==== MATERIAL FOR THIS TASK ====

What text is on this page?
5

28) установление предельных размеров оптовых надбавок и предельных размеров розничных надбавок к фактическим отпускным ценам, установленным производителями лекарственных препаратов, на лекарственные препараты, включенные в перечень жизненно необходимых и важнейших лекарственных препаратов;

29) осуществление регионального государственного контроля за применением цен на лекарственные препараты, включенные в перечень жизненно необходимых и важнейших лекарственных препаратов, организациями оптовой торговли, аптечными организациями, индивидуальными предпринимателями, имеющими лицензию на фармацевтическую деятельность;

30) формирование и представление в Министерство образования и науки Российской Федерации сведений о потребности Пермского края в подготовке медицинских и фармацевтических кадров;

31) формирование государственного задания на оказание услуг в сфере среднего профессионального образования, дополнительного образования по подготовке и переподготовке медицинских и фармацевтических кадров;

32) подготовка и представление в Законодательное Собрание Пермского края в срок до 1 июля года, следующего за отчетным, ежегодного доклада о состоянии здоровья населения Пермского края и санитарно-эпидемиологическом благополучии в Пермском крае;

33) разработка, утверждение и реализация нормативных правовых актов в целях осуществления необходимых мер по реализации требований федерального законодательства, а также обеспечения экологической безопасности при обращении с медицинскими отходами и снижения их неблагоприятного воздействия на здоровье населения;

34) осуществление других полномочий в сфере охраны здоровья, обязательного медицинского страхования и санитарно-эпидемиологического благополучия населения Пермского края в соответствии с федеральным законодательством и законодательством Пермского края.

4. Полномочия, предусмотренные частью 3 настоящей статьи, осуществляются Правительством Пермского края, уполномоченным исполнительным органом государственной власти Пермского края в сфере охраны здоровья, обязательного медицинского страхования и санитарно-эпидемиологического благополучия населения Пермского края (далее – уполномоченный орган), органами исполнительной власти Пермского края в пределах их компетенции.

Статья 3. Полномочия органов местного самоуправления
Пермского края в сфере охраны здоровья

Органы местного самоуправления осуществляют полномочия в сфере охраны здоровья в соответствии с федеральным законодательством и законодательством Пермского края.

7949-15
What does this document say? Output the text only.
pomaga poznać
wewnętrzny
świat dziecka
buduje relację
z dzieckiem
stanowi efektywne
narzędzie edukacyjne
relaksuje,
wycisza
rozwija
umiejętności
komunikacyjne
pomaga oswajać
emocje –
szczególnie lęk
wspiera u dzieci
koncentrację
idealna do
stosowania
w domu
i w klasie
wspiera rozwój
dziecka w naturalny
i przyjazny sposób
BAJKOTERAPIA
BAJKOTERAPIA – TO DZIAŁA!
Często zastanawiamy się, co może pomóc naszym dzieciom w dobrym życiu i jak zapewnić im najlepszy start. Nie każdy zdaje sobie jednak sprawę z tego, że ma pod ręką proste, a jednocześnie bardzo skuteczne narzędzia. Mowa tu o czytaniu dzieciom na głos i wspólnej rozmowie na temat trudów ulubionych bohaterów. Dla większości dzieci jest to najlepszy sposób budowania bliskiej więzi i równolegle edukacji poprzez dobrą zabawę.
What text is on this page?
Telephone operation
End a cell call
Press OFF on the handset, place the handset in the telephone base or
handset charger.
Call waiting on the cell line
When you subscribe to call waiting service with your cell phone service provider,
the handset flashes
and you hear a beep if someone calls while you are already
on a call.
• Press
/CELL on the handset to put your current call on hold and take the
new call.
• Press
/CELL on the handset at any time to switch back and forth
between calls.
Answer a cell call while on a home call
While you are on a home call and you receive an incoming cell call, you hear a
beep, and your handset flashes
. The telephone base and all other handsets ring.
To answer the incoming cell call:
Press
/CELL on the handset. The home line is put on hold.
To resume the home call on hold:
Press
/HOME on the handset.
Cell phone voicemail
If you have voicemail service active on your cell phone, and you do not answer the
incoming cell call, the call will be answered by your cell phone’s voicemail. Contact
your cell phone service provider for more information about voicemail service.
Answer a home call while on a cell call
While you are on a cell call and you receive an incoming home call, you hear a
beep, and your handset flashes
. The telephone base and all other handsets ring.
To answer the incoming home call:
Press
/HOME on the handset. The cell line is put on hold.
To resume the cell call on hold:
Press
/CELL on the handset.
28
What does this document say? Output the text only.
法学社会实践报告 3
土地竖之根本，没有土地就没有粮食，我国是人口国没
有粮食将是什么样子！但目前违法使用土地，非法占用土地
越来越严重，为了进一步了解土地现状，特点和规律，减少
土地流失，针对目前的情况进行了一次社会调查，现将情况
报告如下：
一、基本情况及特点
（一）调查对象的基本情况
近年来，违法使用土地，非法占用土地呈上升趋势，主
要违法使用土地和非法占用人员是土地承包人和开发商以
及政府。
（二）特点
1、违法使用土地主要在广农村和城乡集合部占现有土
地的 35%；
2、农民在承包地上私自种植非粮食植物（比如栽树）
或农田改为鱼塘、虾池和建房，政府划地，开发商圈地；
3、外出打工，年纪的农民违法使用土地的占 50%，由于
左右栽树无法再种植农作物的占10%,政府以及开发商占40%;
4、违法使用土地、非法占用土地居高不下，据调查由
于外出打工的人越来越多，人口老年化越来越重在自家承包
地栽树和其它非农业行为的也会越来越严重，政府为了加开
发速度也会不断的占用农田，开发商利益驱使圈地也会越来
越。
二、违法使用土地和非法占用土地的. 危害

====

### INSTRUCTION
List the lines that contain the word "BAJKOTERAPIA".

### TASK RESPONSE
BAJKOTERAPIA
BAJKOTERAPIA – TO DZIAŁA!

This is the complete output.